[Stored records]
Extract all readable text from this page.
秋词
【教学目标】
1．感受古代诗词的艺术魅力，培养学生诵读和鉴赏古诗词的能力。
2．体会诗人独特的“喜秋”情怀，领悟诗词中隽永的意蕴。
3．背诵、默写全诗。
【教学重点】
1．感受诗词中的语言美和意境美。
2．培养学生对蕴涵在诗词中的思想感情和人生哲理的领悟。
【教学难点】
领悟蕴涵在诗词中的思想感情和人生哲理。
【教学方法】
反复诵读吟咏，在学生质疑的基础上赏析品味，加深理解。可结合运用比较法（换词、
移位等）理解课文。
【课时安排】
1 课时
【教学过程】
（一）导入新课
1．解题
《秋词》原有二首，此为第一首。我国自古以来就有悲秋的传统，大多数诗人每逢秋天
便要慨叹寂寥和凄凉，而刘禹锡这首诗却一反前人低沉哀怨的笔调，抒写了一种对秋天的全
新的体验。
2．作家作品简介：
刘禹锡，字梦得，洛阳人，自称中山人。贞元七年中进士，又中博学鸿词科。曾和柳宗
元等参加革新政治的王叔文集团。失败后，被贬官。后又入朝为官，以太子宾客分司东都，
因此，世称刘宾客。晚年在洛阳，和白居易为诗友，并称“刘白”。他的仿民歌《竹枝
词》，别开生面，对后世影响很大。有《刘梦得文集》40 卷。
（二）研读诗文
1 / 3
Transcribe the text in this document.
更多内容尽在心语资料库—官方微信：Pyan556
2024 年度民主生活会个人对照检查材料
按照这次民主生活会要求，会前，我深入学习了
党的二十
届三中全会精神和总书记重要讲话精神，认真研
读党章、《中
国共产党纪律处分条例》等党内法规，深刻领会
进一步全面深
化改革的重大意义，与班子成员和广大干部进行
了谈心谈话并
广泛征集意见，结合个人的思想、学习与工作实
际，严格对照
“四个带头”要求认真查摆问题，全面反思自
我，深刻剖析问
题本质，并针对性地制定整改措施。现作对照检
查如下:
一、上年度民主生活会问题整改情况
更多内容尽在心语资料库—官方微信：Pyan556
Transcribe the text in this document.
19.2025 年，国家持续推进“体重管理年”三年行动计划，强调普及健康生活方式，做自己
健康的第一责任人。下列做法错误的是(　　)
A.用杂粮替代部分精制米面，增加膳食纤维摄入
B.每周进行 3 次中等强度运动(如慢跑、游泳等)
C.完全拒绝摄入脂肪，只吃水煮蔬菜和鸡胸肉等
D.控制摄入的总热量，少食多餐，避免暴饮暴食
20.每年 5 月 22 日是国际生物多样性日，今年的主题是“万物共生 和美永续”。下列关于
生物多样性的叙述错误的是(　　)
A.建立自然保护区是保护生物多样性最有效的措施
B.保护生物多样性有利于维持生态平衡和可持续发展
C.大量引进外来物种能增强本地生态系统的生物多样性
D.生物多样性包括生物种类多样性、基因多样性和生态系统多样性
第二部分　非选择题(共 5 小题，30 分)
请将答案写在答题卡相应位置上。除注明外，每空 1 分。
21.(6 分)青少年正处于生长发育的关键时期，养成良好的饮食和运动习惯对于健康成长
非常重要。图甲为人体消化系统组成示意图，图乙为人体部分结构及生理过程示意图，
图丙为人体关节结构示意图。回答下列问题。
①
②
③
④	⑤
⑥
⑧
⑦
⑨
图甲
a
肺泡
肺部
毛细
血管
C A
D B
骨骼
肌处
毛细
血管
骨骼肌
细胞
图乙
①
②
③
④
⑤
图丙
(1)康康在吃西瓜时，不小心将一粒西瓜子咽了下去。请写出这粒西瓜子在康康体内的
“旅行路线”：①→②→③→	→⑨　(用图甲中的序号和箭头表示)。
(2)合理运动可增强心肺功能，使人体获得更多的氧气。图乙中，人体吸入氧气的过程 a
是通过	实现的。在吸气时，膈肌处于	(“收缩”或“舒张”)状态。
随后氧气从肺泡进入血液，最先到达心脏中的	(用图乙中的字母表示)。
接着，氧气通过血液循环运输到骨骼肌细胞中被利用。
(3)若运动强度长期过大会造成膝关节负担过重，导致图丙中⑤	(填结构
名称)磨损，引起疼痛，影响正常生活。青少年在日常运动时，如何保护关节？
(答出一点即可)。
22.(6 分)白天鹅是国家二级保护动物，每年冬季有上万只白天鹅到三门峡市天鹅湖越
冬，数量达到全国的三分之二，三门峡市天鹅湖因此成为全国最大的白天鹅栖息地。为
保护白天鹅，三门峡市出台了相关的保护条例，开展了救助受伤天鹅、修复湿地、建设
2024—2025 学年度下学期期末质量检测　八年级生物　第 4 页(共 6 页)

OBJECTIVE
The listing above should be transcribed in full, exactly as written.

ANSWER TO THIS EXERCISE
Extract all readable text from this page.
秋词
【教学目标】
1．感受古代诗词的艺术魅力，培养学生诵读和鉴赏古诗词的能力。
2．体会诗人独特的“喜秋”情怀，领悟诗词中隽永的意蕴。
3．背诵、默写全诗。
【教学重点】
1．感受诗词中的语言美和意境美。
2．培养学生对蕴涵在诗词中的思想感情和人生哲理的领悟。
【教学难点】
领悟蕴涵在诗词中的思想感情和人生哲理。
【教学方法】
反复诵读吟咏，在学生质疑的基础上赏析品味，加深理解。可结合运用比较法（换词、
移位等）理解课文。
【课时安排】
1 课时
【教学过程】
（一）导入新课
1．解题
《秋词》原有二首，此为第一首。我国自古以来就有悲秋的传统，大多数诗人每逢秋天
便要慨叹寂寥和凄凉，而刘禹锡这首诗却一反前人低沉哀怨的笔调，抒写了一种对秋天的全
新的体验。
2．作家作品简介：
刘禹锡，字梦得，洛阳人，自称中山人。贞元七年中进士，又中博学鸿词科。曾和柳宗
元等参加革新政治的王叔文集团。失败后，被贬官。后又入朝为官，以太子宾客分司东都，
因此，世称刘宾客。晚年在洛阳，和白居易为诗友，并称“刘白”。他的仿民歌《竹枝
词》，别开生面，对后世影响很大。有《刘梦得文集》40 卷。
（二）研读诗文
1 / 3
Transcribe the text in this document.
更多内容尽在心语资料库—官方微信：Pyan556
2024 年度民主生活会个人对照检查材料
按照这次民主生活会要求，会前，我深入学习了
党的二十
届三中全会精神和总书记重要讲话精神，认真研
读党章、《中
国共产党纪律处分条例》等党内法规，深刻领会
进一步全面深
化改革的重大意义，与班子成员和广大干部进行
了谈心谈话并
广泛征集意见，结合个人的思想、学习与工作实
际，严格对照
“四个带头”要求认真查摆问题，全面反思自
我，深刻剖析问
题本质，并针对性地制定整改措施。现作对照检
查如下:
一、上年度民主生活会问题整改情况
更多内容尽在心语资料库—官方微信：Pyan556
Transcribe the text in this document.
19.2025 年，国家持续推进“体重管理年”三年行动计划，强调普及健康生活方式，做自己
健康的第一责任人。下列做法错误的是(　　)
A.用杂粮替代部分精制米面，增加膳食纤维摄入
B.每周进行 3 次中等强度运动(如慢跑、游泳等)
C.完全拒绝摄入脂肪，只吃水煮蔬菜和鸡胸肉等
D.控制摄入的总热量，少食多餐，避免暴饮暴食
20.每年 5 月 22 日是国际生物多样性日，今年的主题是“万物共生 和美永续”。下列关于
生物多样性的叙述错误的是(　　)
A.建立自然保护区是保护生物多样性最有效的措施
B.保护生物多样性有利于维持生态平衡和可持续发展
C.大量引进外来物种能增强本地生态系统的生物多样性
D.生物多样性包括生物种类多样性、基因多样性和生态系统多样性
第二部分　非选择题(共 5 小题，30 分)
请将答案写在答题卡相应位置上。除注明外，每空 1 分。
21.(6 分)青少年正处于生长发育的关键时期，养成良好的饮食和运动习惯对于健康成长
非常重要。图甲为人体消化系统组成示意图，图乙为人体部分结构及生理过程示意图，
图丙为人体关节结构示意图。回答下列问题。
①
②
③
④	⑤
⑥
⑧
⑦
⑨
图甲
a
肺泡
肺部
毛细
血管
C A
D B
骨骼
肌处
毛细
血管
骨骼肌
细胞
图乙
①
②
③
④
⑤
图丙
(1)康康在吃西瓜时，不小心将一粒西瓜子咽了下去。请写出这粒西瓜子在康康体内的
“旅行路线”：①→②→③→	→⑨　(用图甲中的序号和箭头表示)。
(2)合理运动可增强心肺功能，使人体获得更多的氧气。图乙中，人体吸入氧气的过程 a
是通过	实现的。在吸气时，膈肌处于	(“收缩”或“舒张”)状态。
随后氧气从肺泡进入血液，最先到达心脏中的	(用图乙中的字母表示)。
接着，氧气通过血液循环运输到骨骼肌细胞中被利用。
(3)若运动强度长期过大会造成膝关节负担过重，导致图丙中⑤	(填结构
名称)磨损，引起疼痛，影响正常生活。青少年在日常运动时，如何保护关节？
(答出一点即可)。
22.(6 分)白天鹅是国家二级保护动物，每年冬季有上万只白天鹅到三门峡市天鹅湖越
冬，数量达到全国的三分之二，三门峡市天鹅湖因此成为全国最大的白天鹅栖息地。为
保护白天鹅，三门峡市出台了相关的保护条例，开展了救助受伤天鹅、修复湿地、建设
2024—2025 学年度下学期期末质量检测　八年级生物　第 4 页(共 6 页)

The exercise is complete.